### WHAT IS REQUIRED
Transcribe all records exactly.

· · · · · · ·

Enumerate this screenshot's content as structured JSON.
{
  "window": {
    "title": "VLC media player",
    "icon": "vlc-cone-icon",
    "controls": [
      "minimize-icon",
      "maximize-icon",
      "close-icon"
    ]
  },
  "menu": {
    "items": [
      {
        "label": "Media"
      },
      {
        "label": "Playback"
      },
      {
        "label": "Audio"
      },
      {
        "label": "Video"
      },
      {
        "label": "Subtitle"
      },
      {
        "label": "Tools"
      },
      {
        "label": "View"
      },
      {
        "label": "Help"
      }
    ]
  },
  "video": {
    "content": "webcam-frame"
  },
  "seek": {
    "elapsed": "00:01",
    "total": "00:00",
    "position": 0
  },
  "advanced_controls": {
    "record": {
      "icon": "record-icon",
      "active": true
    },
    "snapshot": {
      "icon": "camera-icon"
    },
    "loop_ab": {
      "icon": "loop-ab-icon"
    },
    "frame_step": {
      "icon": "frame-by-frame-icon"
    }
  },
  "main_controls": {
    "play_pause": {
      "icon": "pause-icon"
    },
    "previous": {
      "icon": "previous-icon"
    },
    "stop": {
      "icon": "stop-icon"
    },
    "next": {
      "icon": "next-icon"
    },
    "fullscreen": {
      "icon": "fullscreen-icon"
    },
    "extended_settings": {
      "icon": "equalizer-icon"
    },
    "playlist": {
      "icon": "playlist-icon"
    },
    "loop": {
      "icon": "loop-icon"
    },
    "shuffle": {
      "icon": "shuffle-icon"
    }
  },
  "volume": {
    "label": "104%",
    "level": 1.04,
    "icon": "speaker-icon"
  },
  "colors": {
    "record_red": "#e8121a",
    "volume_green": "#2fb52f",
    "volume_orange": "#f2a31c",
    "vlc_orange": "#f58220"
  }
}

· · · · · · ·

### OUTPUT OF THE EXERCISE
Enumerate this screenshot's content as structured JSON.
{
  "window": {
    "title": "VLC media player",
    "icon": "vlc-cone-icon",
    "controls": [
      "minimize-icon",
      "maximize-icon",
      "close-icon"
    ]
  },
  "menu": {
    "items": [
      {
        "label": "Media"
      },
      {
        "label": "Playback"
      },
      {
        "label": "Audio"
      },
      {
        "label": "Video"
      },
      {
        "label": "Subtitle"
      },
      {
        "label": "Tools"
      },
      {
        "label": "View"
      },
      {
        "label": "Help"
      }
    ]
  },
  "video": {
    "content": "webcam-frame"
  },
  "seek": {
    "elapsed": "00:01",
    "total": "00:00",
    "position": 0
  },
  "advanced_controls": {
    "record": {
      "icon": "record-icon",
      "active": true
    },
    "snapshot": {
      "icon": "camera-icon"
    },
    "loop_ab": {
      "icon": "loop-ab-icon"
    },
    "frame_step": {
      "icon": "frame-by-frame-icon"
    }
  },
  "main_controls": {
    "play_pause": {
      "icon": "pause-icon"
    },
    "previous": {
      "icon": "previous-icon"
    },
    "stop": {
      "icon": "stop-icon"
    },
    "next": {
      "icon": "next-icon"
    },
    "fullscreen": {
      "icon": "fullscreen-icon"
    },
    "extended_settings": {
      "icon": "equalizer-icon"
    },
    "playlist": {
      "icon": "playlist-icon"
    },
    "loop": {
      "icon": "loop-icon"
    },
    "shuffle": {
      "icon": "shuffle-icon"
    }
  },
  "volume": {
    "label": "104%",
    "level": 1.04,
    "icon": "speaker-icon"
  },
  "colors": {
    "record_red": "#e8121a",
    "volume_green": "#2fb52f",
    "volume_orange": "#f2a31c",
    "vlc_orange": "#f58220"
  }
}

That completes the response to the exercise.